Copy out every record below with complete accuracy.

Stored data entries
* BEGIN *

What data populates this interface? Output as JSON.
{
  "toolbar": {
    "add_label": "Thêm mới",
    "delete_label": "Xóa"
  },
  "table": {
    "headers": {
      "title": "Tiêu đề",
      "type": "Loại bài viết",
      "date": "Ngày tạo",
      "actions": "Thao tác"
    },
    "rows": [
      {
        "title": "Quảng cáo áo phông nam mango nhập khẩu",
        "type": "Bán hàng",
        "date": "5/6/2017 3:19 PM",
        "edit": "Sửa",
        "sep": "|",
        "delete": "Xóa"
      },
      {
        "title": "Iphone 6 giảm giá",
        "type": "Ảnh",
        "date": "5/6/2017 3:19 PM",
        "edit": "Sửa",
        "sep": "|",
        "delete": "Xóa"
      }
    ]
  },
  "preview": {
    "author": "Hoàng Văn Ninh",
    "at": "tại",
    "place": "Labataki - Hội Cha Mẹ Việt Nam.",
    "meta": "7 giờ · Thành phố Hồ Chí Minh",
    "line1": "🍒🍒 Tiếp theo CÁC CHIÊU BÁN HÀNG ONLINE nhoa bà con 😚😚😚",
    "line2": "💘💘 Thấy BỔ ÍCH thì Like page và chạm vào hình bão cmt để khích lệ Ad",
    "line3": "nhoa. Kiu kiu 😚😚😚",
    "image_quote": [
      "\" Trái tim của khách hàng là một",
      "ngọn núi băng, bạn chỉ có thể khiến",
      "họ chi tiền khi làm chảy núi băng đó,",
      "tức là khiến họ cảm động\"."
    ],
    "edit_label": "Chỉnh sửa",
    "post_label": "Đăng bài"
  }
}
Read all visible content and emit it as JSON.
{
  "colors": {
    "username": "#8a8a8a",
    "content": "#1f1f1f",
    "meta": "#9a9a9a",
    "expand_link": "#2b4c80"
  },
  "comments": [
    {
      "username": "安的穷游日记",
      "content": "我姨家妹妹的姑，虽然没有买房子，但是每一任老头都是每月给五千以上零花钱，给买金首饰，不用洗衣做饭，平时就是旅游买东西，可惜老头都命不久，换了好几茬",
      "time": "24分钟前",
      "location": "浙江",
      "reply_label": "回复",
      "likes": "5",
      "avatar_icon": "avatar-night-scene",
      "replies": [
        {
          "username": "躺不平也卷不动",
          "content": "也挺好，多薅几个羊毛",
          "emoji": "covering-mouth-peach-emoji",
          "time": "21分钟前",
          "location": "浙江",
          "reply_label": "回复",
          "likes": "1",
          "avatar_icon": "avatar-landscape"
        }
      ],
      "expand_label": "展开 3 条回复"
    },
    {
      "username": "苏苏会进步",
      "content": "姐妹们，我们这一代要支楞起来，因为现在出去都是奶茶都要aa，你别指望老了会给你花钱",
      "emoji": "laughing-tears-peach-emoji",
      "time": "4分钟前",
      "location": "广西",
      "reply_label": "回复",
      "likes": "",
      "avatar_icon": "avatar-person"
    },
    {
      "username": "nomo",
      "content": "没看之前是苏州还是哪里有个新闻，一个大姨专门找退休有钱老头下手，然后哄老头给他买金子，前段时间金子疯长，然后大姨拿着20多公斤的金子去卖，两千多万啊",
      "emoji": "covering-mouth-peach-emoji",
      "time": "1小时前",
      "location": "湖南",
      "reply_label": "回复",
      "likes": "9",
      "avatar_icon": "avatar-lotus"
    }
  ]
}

* END *

• [Result for this task]:
What data populates this interface? Output as JSON.
{
  "toolbar": {
    "add_label": "Thêm mới",
    "delete_label": "Xóa"
  },
  "table": {
    "headers": {
      "title": "Tiêu đề",
      "type": "Loại bài viết",
      "date": "Ngày tạo",
      "actions": "Thao tác"
    },
    "rows": [
      {
        "title": "Quảng cáo áo phông nam mango nhập khẩu",
        "type": "Bán hàng",
        "date": "5/6/2017 3:19 PM",
        "edit": "Sửa",
        "sep": "|",
        "delete": "Xóa"
      },
      {
        "title": "Iphone 6 giảm giá",
        "type": "Ảnh",
        "date": "5/6/2017 3:19 PM",
        "edit": "Sửa",
        "sep": "|",
        "delete": "Xóa"
      }
    ]
  },
  "preview": {
    "author": "Hoàng Văn Ninh",
    "at": "tại",
    "place": "Labataki - Hội Cha Mẹ Việt Nam.",
    "meta": "7 giờ · Thành phố Hồ Chí Minh",
    "line1": "🍒🍒 Tiếp theo CÁC CHIÊU BÁN HÀNG ONLINE nhoa bà con 😚😚😚",
    "line2": "💘💘 Thấy BỔ ÍCH thì Like page và chạm vào hình bão cmt để khích lệ Ad",
    "line3": "nhoa. Kiu kiu 😚😚😚",
    "image_quote": [
      "\" Trái tim của khách hàng là một",
      "ngọn núi băng, bạn chỉ có thể khiến",
      "họ chi tiền khi làm chảy núi băng đó,",
      "tức là khiến họ cảm động\"."
    ],
    "edit_label": "Chỉnh sửa",
    "post_label": "Đăng bài"
  }
}
Read all visible content and emit it as JSON.
{
  "colors": {
    "username": "#8a8a8a",
    "content": "#1f1f1f",
    "meta": "#9a9a9a",
    "expand_link": "#2b4c80"
  },
  "comments": [
    {
      "username": "安的穷游日记",
      "content": "我姨家妹妹的姑，虽然没有买房子，但是每一任老头都是每月给五千以上零花钱，给买金首饰，不用洗衣做饭，平时就是旅游买东西，可惜老头都命不久，换了好几茬",
      "time": "24分钟前",
      "location": "浙江",
      "reply_label": "回复",
      "likes": "5",
      "avatar_icon": "avatar-night-scene",
      "replies": [
        {
          "username": "躺不平也卷不动",
          "content": "也挺好，多薅几个羊毛",
          "emoji": "covering-mouth-peach-emoji",
          "time": "21分钟前",
          "location": "浙江",
          "reply_label": "回复",
          "likes": "1",
          "avatar_icon": "avatar-landscape"
        }
      ],
      "expand_label": "展开 3 条回复"
    },
    {
      "username": "苏苏会进步",
      "content": "姐妹们，我们这一代要支楞起来，因为现在出去都是奶茶都要aa，你别指望老了会给你花钱",
      "emoji": "laughing-tears-peach-emoji",
      "time": "4分钟前",
      "location": "广西",
      "reply_label": "回复",
      "likes": "",
      "avatar_icon": "avatar-person"
    },
    {
      "username": "nomo",
      "content": "没看之前是苏州还是哪里有个新闻，一个大姨专门找退休有钱老头下手，然后哄老头给他买金子，前段时间金子疯长，然后大姨拿着20多公斤的金子去卖，两千多万啊",
      "emoji": "covering-mouth-peach-emoji",
      "time": "1小时前",
      "location": "湖南",
      "reply_label": "回复",
      "likes": "9",
      "avatar_icon": "avatar-lotus"
    }
  ]
}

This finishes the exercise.